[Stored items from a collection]
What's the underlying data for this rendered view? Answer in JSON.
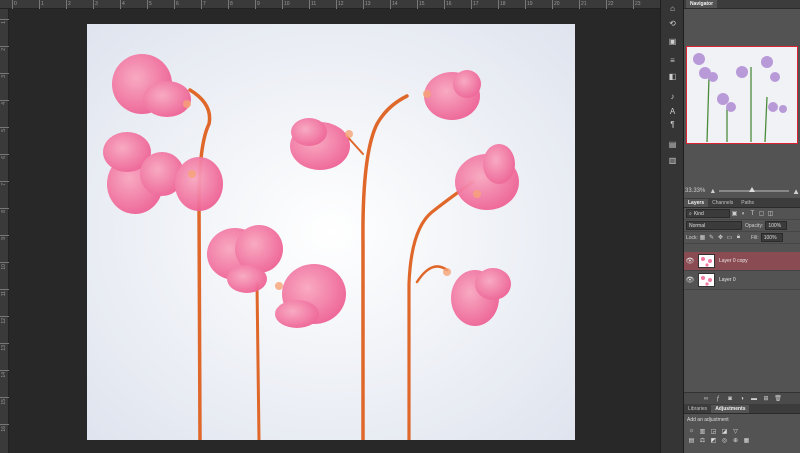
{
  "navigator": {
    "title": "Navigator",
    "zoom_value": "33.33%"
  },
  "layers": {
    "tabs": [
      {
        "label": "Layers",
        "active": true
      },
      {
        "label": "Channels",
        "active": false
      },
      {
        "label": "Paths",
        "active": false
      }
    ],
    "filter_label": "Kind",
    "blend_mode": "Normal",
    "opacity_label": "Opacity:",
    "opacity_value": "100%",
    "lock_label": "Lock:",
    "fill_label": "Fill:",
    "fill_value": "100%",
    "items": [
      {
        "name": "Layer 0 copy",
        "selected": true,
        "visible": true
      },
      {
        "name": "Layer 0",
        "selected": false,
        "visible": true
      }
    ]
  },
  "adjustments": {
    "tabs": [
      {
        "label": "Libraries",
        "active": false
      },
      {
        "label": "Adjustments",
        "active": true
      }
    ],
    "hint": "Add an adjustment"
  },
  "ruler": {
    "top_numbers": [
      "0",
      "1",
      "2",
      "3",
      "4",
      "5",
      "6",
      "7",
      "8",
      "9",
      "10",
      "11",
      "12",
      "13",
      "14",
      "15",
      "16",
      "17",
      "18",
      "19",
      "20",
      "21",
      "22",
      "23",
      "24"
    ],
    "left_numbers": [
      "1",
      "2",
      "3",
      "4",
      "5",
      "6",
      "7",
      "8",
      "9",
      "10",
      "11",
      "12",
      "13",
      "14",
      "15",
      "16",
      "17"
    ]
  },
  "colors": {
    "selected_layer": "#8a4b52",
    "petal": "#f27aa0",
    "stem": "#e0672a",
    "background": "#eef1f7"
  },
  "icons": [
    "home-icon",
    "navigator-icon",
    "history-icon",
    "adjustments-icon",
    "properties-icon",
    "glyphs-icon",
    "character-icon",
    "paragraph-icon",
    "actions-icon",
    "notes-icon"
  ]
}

**What to work on**
Give an exact copy of the material, leaving out every picture.

**Result for this exercise**
What's the underlying data for this rendered view? Answer in JSON.
{
  "navigator": {
    "title": "Navigator",
    "zoom_value": "33.33%"
  },
  "layers": {
    "tabs": [
      {
        "label": "Layers",
        "active": true
      },
      {
        "label": "Channels",
        "active": false
      },
      {
        "label": "Paths",
        "active": false
      }
    ],
    "filter_label": "Kind",
    "blend_mode": "Normal",
    "opacity_label": "Opacity:",
    "opacity_value": "100%",
    "lock_label": "Lock:",
    "fill_label": "Fill:",
    "fill_value": "100%",
    "items": [
      {
        "name": "Layer 0 copy",
        "selected": true,
        "visible": true
      },
      {
        "name": "Layer 0",
        "selected": false,
        "visible": true
      }
    ]
  },
  "adjustments": {
    "tabs": [
      {
        "label": "Libraries",
        "active": false
      },
      {
        "label": "Adjustments",
        "active": true
      }
    ],
    "hint": "Add an adjustment"
  },
  "ruler": {
    "top_numbers": [
      "0",
      "1",
      "2",
      "3",
      "4",
      "5",
      "6",
      "7",
      "8",
      "9",
      "10",
      "11",
      "12",
      "13",
      "14",
      "15",
      "16",
      "17",
      "18",
      "19",
      "20",
      "21",
      "22",
      "23",
      "24"
    ],
    "left_numbers": [
      "1",
      "2",
      "3",
      "4",
      "5",
      "6",
      "7",
      "8",
      "9",
      "10",
      "11",
      "12",
      "13",
      "14",
      "15",
      "16",
      "17"
    ]
  },
  "colors": {
    "selected_layer": "#8a4b52",
    "petal": "#f27aa0",
    "stem": "#e0672a",
    "background": "#eef1f7"
  },
  "icons": [
    "home-icon",
    "navigator-icon",
    "history-icon",
    "adjustments-icon",
    "properties-icon",
    "glyphs-icon",
    "character-icon",
    "paragraph-icon",
    "actions-icon",
    "notes-icon"
  ]
}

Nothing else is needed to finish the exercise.